-- WORK REQUIRED --
Extract each line containing the string "badge".

(Stored data)
%%

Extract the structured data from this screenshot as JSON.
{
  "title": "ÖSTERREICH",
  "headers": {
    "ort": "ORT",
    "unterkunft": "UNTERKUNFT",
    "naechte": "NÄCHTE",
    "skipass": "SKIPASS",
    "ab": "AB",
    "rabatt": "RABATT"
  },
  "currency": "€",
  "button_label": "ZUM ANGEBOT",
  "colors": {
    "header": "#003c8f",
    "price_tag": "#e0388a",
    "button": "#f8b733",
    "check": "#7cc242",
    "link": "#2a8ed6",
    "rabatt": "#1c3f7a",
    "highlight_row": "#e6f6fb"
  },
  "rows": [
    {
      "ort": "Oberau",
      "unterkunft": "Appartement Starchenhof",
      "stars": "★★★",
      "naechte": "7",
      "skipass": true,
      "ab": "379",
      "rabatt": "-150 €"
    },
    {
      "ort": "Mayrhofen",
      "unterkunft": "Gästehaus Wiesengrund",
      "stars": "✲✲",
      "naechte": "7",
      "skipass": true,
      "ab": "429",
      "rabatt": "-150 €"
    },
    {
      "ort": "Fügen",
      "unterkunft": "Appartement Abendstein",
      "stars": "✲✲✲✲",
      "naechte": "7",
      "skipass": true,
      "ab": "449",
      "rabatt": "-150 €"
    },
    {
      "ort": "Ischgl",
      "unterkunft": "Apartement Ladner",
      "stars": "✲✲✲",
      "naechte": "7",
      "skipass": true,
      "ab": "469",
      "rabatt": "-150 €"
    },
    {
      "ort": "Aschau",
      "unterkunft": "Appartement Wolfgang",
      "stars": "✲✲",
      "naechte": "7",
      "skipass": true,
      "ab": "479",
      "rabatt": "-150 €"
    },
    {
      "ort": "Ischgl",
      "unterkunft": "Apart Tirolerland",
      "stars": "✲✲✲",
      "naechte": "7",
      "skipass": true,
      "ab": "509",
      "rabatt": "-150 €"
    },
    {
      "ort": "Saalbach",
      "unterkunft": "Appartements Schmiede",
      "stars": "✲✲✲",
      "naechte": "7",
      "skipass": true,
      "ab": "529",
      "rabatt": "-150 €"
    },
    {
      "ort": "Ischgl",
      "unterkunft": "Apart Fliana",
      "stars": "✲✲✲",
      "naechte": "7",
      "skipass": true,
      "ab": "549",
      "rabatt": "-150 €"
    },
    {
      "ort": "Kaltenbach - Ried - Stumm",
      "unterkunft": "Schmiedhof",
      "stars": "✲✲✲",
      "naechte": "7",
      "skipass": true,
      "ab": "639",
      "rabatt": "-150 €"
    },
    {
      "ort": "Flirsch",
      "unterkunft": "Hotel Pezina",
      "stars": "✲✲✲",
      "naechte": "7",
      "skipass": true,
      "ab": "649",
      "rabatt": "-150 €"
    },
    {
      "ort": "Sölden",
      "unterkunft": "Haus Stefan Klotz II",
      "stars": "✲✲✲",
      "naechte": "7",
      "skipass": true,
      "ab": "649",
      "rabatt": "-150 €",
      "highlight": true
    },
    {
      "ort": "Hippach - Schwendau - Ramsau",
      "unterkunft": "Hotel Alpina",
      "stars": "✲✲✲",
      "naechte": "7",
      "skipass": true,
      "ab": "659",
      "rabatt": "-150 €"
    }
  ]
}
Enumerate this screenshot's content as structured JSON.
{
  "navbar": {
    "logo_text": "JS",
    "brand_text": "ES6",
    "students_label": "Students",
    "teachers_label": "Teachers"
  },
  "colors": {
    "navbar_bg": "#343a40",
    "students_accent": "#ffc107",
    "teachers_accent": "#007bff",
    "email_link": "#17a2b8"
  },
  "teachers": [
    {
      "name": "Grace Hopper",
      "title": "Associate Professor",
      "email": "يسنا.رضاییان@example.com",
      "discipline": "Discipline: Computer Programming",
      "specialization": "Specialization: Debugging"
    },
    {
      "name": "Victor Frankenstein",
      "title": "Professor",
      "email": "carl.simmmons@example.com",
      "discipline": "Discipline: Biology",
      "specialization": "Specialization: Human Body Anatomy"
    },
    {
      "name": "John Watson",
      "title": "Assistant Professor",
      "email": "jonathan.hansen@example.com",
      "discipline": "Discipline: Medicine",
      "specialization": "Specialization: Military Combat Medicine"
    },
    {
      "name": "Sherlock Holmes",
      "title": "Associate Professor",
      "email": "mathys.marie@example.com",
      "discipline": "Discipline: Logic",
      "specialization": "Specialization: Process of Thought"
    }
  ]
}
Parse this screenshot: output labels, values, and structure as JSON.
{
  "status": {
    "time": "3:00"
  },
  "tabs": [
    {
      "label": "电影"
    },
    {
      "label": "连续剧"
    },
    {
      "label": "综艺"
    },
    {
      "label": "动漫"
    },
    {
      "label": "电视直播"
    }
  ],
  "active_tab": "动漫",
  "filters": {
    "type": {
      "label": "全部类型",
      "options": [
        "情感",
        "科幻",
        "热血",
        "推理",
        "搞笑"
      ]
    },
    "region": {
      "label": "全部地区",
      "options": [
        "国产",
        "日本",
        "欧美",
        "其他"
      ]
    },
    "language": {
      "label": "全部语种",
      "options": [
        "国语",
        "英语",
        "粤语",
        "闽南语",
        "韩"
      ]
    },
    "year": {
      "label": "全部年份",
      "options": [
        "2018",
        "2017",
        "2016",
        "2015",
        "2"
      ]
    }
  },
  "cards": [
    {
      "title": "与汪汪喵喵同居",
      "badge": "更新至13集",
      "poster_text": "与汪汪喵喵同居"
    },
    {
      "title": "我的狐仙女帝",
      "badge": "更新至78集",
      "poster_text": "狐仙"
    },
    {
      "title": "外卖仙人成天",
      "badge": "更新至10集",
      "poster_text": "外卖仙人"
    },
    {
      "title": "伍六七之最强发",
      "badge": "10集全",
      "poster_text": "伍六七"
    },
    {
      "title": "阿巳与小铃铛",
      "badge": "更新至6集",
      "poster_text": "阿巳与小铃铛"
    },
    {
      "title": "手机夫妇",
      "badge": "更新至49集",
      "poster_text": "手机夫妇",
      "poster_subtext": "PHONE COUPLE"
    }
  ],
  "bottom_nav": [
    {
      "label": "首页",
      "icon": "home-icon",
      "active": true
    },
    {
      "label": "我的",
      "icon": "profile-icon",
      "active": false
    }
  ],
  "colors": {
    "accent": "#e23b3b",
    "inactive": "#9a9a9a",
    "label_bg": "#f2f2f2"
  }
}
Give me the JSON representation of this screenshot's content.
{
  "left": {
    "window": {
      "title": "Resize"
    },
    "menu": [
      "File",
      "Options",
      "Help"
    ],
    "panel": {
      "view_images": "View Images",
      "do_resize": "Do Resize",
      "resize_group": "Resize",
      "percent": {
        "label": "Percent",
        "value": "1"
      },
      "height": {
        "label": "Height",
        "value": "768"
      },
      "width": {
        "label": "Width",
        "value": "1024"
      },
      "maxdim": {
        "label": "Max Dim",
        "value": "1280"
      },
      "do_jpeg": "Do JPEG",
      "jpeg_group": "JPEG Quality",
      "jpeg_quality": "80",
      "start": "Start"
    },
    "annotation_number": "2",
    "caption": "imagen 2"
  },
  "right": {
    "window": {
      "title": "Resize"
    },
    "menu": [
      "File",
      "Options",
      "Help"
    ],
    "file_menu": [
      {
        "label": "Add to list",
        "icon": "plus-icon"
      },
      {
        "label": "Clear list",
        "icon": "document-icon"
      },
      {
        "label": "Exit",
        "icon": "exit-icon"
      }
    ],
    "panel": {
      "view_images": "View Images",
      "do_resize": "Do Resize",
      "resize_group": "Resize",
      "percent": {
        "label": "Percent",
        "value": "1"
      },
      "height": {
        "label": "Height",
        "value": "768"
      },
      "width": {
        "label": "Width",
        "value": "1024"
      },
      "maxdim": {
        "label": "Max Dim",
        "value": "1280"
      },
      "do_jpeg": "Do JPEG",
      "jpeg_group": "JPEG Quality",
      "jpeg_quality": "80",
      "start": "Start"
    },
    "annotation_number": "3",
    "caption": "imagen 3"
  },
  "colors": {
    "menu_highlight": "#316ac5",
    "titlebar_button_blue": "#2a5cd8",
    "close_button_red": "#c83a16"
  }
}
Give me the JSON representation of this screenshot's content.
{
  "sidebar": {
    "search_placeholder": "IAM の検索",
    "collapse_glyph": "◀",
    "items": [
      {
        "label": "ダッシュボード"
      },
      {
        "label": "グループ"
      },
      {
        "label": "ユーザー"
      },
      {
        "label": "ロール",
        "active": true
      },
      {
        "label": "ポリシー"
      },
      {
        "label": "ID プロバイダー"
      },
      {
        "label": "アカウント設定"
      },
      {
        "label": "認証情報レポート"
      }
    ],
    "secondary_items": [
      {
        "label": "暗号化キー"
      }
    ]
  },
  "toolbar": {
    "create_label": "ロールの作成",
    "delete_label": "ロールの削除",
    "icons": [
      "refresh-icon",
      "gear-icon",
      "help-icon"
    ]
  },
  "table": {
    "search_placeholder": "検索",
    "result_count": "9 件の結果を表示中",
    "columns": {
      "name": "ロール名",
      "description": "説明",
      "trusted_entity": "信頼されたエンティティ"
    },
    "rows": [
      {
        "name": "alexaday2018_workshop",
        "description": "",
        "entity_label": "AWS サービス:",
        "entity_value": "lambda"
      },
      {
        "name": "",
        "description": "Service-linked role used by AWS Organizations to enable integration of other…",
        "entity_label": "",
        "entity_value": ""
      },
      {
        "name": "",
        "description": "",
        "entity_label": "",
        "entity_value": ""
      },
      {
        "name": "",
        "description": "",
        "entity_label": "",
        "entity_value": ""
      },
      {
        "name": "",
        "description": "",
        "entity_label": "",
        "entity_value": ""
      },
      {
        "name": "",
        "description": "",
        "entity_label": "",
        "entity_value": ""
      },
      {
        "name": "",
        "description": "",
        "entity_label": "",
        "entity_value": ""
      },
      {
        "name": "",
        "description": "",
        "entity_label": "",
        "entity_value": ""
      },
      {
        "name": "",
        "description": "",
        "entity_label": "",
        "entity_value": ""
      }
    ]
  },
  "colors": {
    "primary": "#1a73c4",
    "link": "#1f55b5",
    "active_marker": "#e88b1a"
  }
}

%%

-- OUTPUT OF THE TASK --
      "badge": "更新至13集",
      "badge": "更新至78集",
      "badge": "更新至10集",
      "badge": "10集全",
      "badge": "更新至6集",
      "badge": "更新至49集",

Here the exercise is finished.